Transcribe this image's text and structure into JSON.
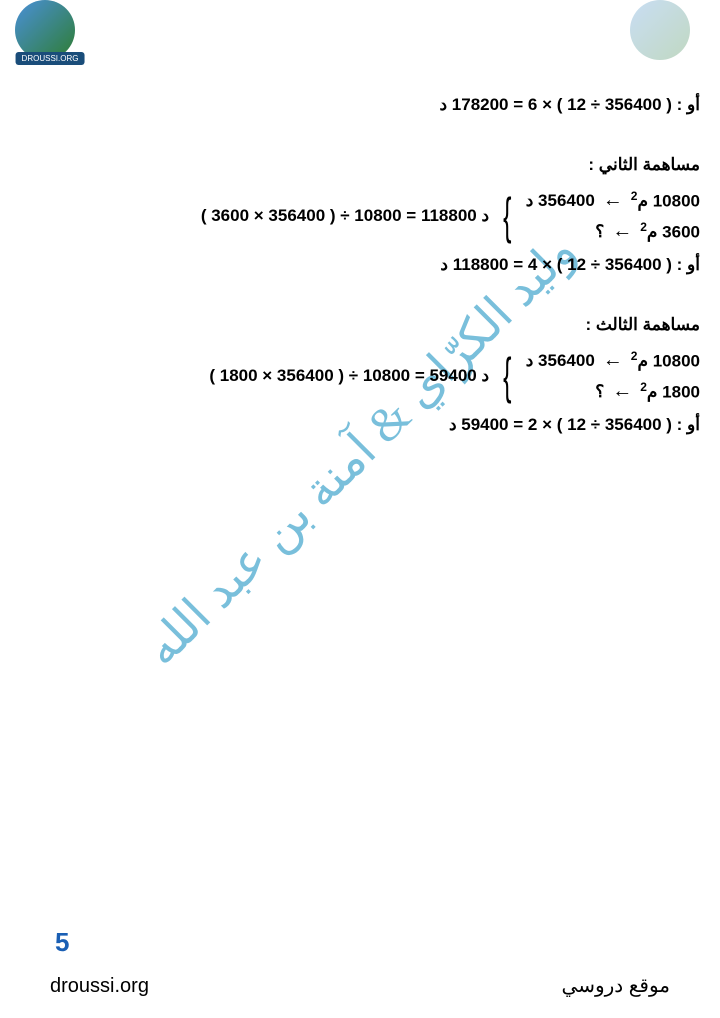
{
  "logo_text": "DROUSSI.ORG",
  "watermark": "وليد الكرّاي & آمنة بن عبد الله",
  "line1": "أو : ( 356400 ÷ 12 ) × 6 = 178200 د",
  "section2": {
    "heading": "مساهمة الثاني :",
    "prop1_left": "10800 م",
    "prop1_arrow": "←",
    "prop1_right": "356400 د",
    "prop2_left": "3600 م",
    "prop2_arrow": "←",
    "prop2_right": "؟",
    "result": "( 3600 × 356400 ) ÷ 10800 = 118800 د",
    "or_line": "أو : ( 356400 ÷ 12 ) × 4 = 118800 د"
  },
  "section3": {
    "heading": "مساهمة الثالث :",
    "prop1_left": "10800 م",
    "prop1_arrow": "←",
    "prop1_right": "356400 د",
    "prop2_left": "1800 م",
    "prop2_arrow": "←",
    "prop2_right": "؟",
    "result": "( 1800 × 356400 ) ÷ 10800 = 59400 د",
    "or_line": "أو : ( 356400 ÷ 12 ) × 2 = 59400 د"
  },
  "page_number": "5",
  "footer_left": "droussi.org",
  "footer_right": "موقع دروسي",
  "colors": {
    "text": "#000000",
    "page_num": "#1a5fb4",
    "watermark": "#2196c4",
    "background": "#ffffff"
  }
}
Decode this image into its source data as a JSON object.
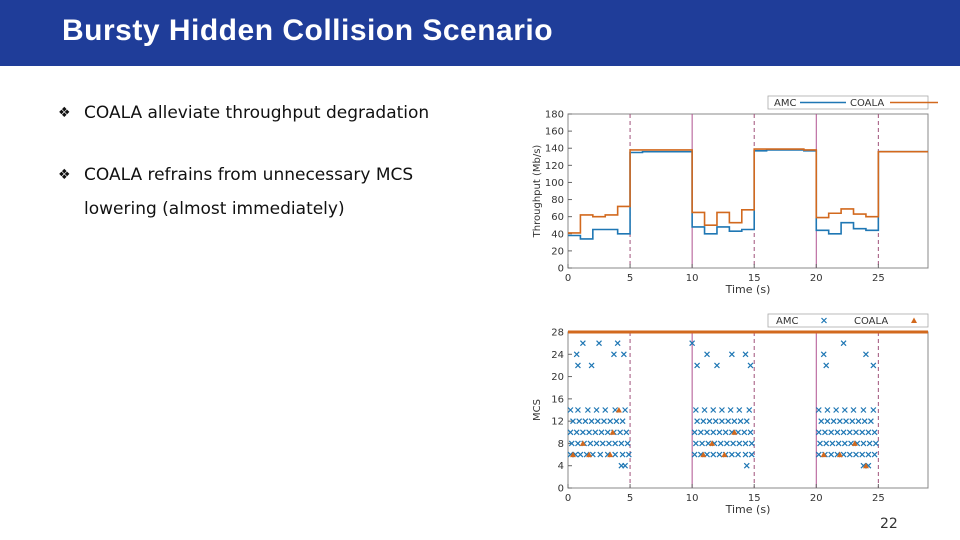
{
  "slide": {
    "title": "Bursty Hidden Collision Scenario",
    "page_number": "22",
    "header_color": "#1f3d99"
  },
  "bullets": [
    {
      "icon": "diamond-bullet-icon",
      "lines": [
        "COALA alleviate throughput degradation"
      ]
    },
    {
      "icon": "diamond-bullet-icon",
      "lines": [
        "COALA refrains from unnecessary MCS",
        "lowering (almost immediately)"
      ]
    }
  ],
  "chart_data": [
    {
      "type": "line",
      "xlabel": "Time (s)",
      "ylabel": "Throughput (Mb/s)",
      "xlim": [
        0,
        29
      ],
      "ylim": [
        0,
        180
      ],
      "xticks": [
        0,
        5,
        10,
        15,
        20,
        25
      ],
      "yticks": [
        0,
        20,
        40,
        60,
        80,
        100,
        120,
        140,
        160,
        180
      ],
      "grid": false,
      "legend_position": "top-right",
      "vlines_dashed": [
        5,
        15,
        25
      ],
      "vlines_solid": [
        10,
        20
      ],
      "series": [
        {
          "name": "AMC",
          "color": "#1f77b4",
          "x": [
            0,
            1,
            2,
            3,
            4,
            5,
            6,
            7,
            8,
            9,
            10,
            11,
            12,
            13,
            14,
            15,
            16,
            17,
            18,
            19,
            20,
            21,
            22,
            23,
            24,
            25,
            26,
            27,
            28,
            29
          ],
          "y": [
            38,
            34,
            45,
            45,
            40,
            135,
            136,
            136,
            136,
            136,
            48,
            40,
            48,
            43,
            45,
            137,
            138,
            138,
            138,
            137,
            44,
            40,
            53,
            46,
            44,
            136,
            136,
            136,
            136,
            136
          ]
        },
        {
          "name": "COALA",
          "color": "#d2691e",
          "x": [
            0,
            1,
            2,
            3,
            4,
            5,
            6,
            7,
            8,
            9,
            10,
            11,
            12,
            13,
            14,
            15,
            16,
            17,
            18,
            19,
            20,
            21,
            22,
            23,
            24,
            25,
            26,
            27,
            28,
            29
          ],
          "y": [
            41,
            62,
            60,
            62,
            72,
            138,
            138,
            138,
            138,
            138,
            65,
            50,
            65,
            53,
            68,
            139,
            139,
            139,
            139,
            138,
            59,
            64,
            69,
            63,
            60,
            136,
            136,
            136,
            136,
            136
          ]
        }
      ]
    },
    {
      "type": "scatter",
      "xlabel": "Time (s)",
      "ylabel": "MCS",
      "xlim": [
        0,
        29
      ],
      "ylim": [
        0,
        28
      ],
      "xticks": [
        0,
        5,
        10,
        15,
        20,
        25
      ],
      "yticks": [
        0,
        4,
        8,
        12,
        16,
        20,
        24,
        28
      ],
      "grid": false,
      "legend_position": "top-right",
      "vlines_dashed": [
        5,
        15,
        25
      ],
      "vlines_solid": [
        10,
        20
      ],
      "series": [
        {
          "name": "AMC",
          "color": "#1f77b4",
          "marker": "x",
          "points": [
            [
              0.2,
              6
            ],
            [
              0.6,
              6
            ],
            [
              1.0,
              6
            ],
            [
              1.5,
              6
            ],
            [
              2.0,
              6
            ],
            [
              2.6,
              6
            ],
            [
              3.2,
              6
            ],
            [
              3.8,
              6
            ],
            [
              4.4,
              6
            ],
            [
              4.9,
              6
            ],
            [
              0.3,
              8
            ],
            [
              0.8,
              8
            ],
            [
              1.3,
              8
            ],
            [
              1.8,
              8
            ],
            [
              2.3,
              8
            ],
            [
              2.8,
              8
            ],
            [
              3.3,
              8
            ],
            [
              3.8,
              8
            ],
            [
              4.3,
              8
            ],
            [
              4.8,
              8
            ],
            [
              0.2,
              10
            ],
            [
              0.7,
              10
            ],
            [
              1.2,
              10
            ],
            [
              1.7,
              10
            ],
            [
              2.2,
              10
            ],
            [
              2.7,
              10
            ],
            [
              3.2,
              10
            ],
            [
              3.7,
              10
            ],
            [
              4.2,
              10
            ],
            [
              4.7,
              10
            ],
            [
              0.4,
              12
            ],
            [
              0.9,
              12
            ],
            [
              1.4,
              12
            ],
            [
              1.9,
              12
            ],
            [
              2.4,
              12
            ],
            [
              2.9,
              12
            ],
            [
              3.4,
              12
            ],
            [
              3.9,
              12
            ],
            [
              4.4,
              12
            ],
            [
              0.2,
              14
            ],
            [
              0.8,
              14
            ],
            [
              1.6,
              14
            ],
            [
              2.3,
              14
            ],
            [
              3.0,
              14
            ],
            [
              3.8,
              14
            ],
            [
              4.6,
              14
            ],
            [
              0.8,
              22
            ],
            [
              1.9,
              22
            ],
            [
              3.7,
              24
            ],
            [
              4.5,
              24
            ],
            [
              0.7,
              24
            ],
            [
              1.2,
              26
            ],
            [
              2.5,
              26
            ],
            [
              4.0,
              26
            ],
            [
              4.3,
              4
            ],
            [
              4.6,
              4
            ],
            [
              10.2,
              6
            ],
            [
              10.7,
              6
            ],
            [
              11.2,
              6
            ],
            [
              11.7,
              6
            ],
            [
              12.2,
              6
            ],
            [
              12.7,
              6
            ],
            [
              13.2,
              6
            ],
            [
              13.7,
              6
            ],
            [
              14.3,
              6
            ],
            [
              14.8,
              6
            ],
            [
              10.3,
              8
            ],
            [
              10.8,
              8
            ],
            [
              11.3,
              8
            ],
            [
              11.8,
              8
            ],
            [
              12.3,
              8
            ],
            [
              12.8,
              8
            ],
            [
              13.3,
              8
            ],
            [
              13.8,
              8
            ],
            [
              14.3,
              8
            ],
            [
              14.8,
              8
            ],
            [
              10.2,
              10
            ],
            [
              10.7,
              10
            ],
            [
              11.2,
              10
            ],
            [
              11.7,
              10
            ],
            [
              12.2,
              10
            ],
            [
              12.7,
              10
            ],
            [
              13.2,
              10
            ],
            [
              13.7,
              10
            ],
            [
              14.2,
              10
            ],
            [
              14.7,
              10
            ],
            [
              10.4,
              12
            ],
            [
              10.9,
              12
            ],
            [
              11.4,
              12
            ],
            [
              11.9,
              12
            ],
            [
              12.4,
              12
            ],
            [
              12.9,
              12
            ],
            [
              13.4,
              12
            ],
            [
              13.9,
              12
            ],
            [
              14.4,
              12
            ],
            [
              10.3,
              14
            ],
            [
              11.0,
              14
            ],
            [
              11.7,
              14
            ],
            [
              12.4,
              14
            ],
            [
              13.1,
              14
            ],
            [
              13.8,
              14
            ],
            [
              14.6,
              14
            ],
            [
              10.0,
              26
            ],
            [
              11.2,
              24
            ],
            [
              13.2,
              24
            ],
            [
              14.3,
              24
            ],
            [
              10.4,
              22
            ],
            [
              12.0,
              22
            ],
            [
              14.7,
              22
            ],
            [
              14.4,
              4
            ],
            [
              20.2,
              6
            ],
            [
              20.7,
              6
            ],
            [
              21.2,
              6
            ],
            [
              21.7,
              6
            ],
            [
              22.2,
              6
            ],
            [
              22.7,
              6
            ],
            [
              23.2,
              6
            ],
            [
              23.7,
              6
            ],
            [
              24.2,
              6
            ],
            [
              24.7,
              6
            ],
            [
              20.3,
              8
            ],
            [
              20.8,
              8
            ],
            [
              21.3,
              8
            ],
            [
              21.8,
              8
            ],
            [
              22.3,
              8
            ],
            [
              22.8,
              8
            ],
            [
              23.3,
              8
            ],
            [
              23.8,
              8
            ],
            [
              24.3,
              8
            ],
            [
              24.8,
              8
            ],
            [
              20.2,
              10
            ],
            [
              20.7,
              10
            ],
            [
              21.2,
              10
            ],
            [
              21.7,
              10
            ],
            [
              22.2,
              10
            ],
            [
              22.7,
              10
            ],
            [
              23.2,
              10
            ],
            [
              23.7,
              10
            ],
            [
              24.2,
              10
            ],
            [
              24.7,
              10
            ],
            [
              20.4,
              12
            ],
            [
              20.9,
              12
            ],
            [
              21.4,
              12
            ],
            [
              21.9,
              12
            ],
            [
              22.4,
              12
            ],
            [
              22.9,
              12
            ],
            [
              23.4,
              12
            ],
            [
              23.9,
              12
            ],
            [
              24.4,
              12
            ],
            [
              20.2,
              14
            ],
            [
              20.9,
              14
            ],
            [
              21.6,
              14
            ],
            [
              22.3,
              14
            ],
            [
              23.0,
              14
            ],
            [
              23.8,
              14
            ],
            [
              24.6,
              14
            ],
            [
              20.6,
              24
            ],
            [
              22.2,
              26
            ],
            [
              24.0,
              24
            ],
            [
              20.8,
              22
            ],
            [
              24.6,
              22
            ],
            [
              23.8,
              4
            ],
            [
              24.2,
              4
            ]
          ]
        },
        {
          "name": "COALA",
          "color": "#d2691e",
          "marker": "triangle",
          "points": [
            [
              0.4,
              6
            ],
            [
              1.7,
              6
            ],
            [
              3.4,
              6
            ],
            [
              1.2,
              8
            ],
            [
              3.6,
              10
            ],
            [
              4.1,
              14
            ],
            [
              10.9,
              6
            ],
            [
              12.6,
              6
            ],
            [
              13.4,
              10
            ],
            [
              11.6,
              8
            ],
            [
              20.6,
              6
            ],
            [
              21.9,
              6
            ],
            [
              23.1,
              8
            ],
            [
              24.0,
              4
            ]
          ]
        }
      ]
    }
  ]
}
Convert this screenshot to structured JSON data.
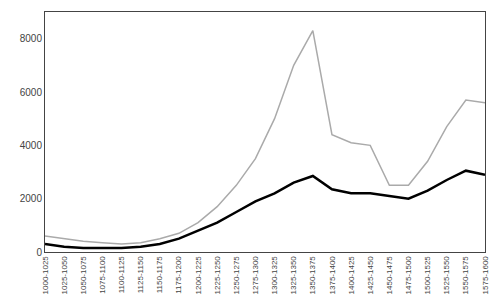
{
  "chart_data": {
    "type": "line",
    "categories": [
      "1000-1025",
      "1025-1050",
      "1050-1075",
      "1075-1100",
      "1100-1125",
      "1125-1150",
      "1150-1175",
      "1175-1200",
      "1200-1225",
      "1225-1250",
      "1250-1275",
      "1275-1300",
      "1300-1325",
      "1325-1350",
      "1350-1375",
      "1375-1400",
      "1400-1425",
      "1425-1450",
      "1450-1475",
      "1475-1500",
      "1500-1525",
      "1525-1550",
      "1550-1575",
      "1575-1600"
    ],
    "series": [
      {
        "color": "#aaaaaa",
        "values": [
          600,
          500,
          400,
          350,
          300,
          350,
          500,
          700,
          1100,
          1700,
          2500,
          3500,
          5000,
          7000,
          8300,
          4400,
          4100,
          4000,
          2500,
          2500,
          3400,
          4700,
          5700,
          5600
        ]
      },
      {
        "color": "#000000",
        "values": [
          300,
          200,
          150,
          150,
          150,
          200,
          300,
          500,
          800,
          1100,
          1500,
          1900,
          2200,
          2600,
          2850,
          2350,
          2200,
          2200,
          2100,
          2000,
          2300,
          2700,
          3050,
          2900
        ]
      }
    ],
    "ylim": [
      0,
      9000
    ],
    "yticks": [
      0,
      2000,
      4000,
      6000,
      8000
    ],
    "grid": false
  }
}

********************

--- SET EXERCISE ---
Find the lines above that include the string "JSON" and copy them.

--- TASK RESPONSE ---
Transcribe this image's text and structure into JSON.
Decode this image into its source data as a JSON object.
Convert this screenshot to structured JSON data.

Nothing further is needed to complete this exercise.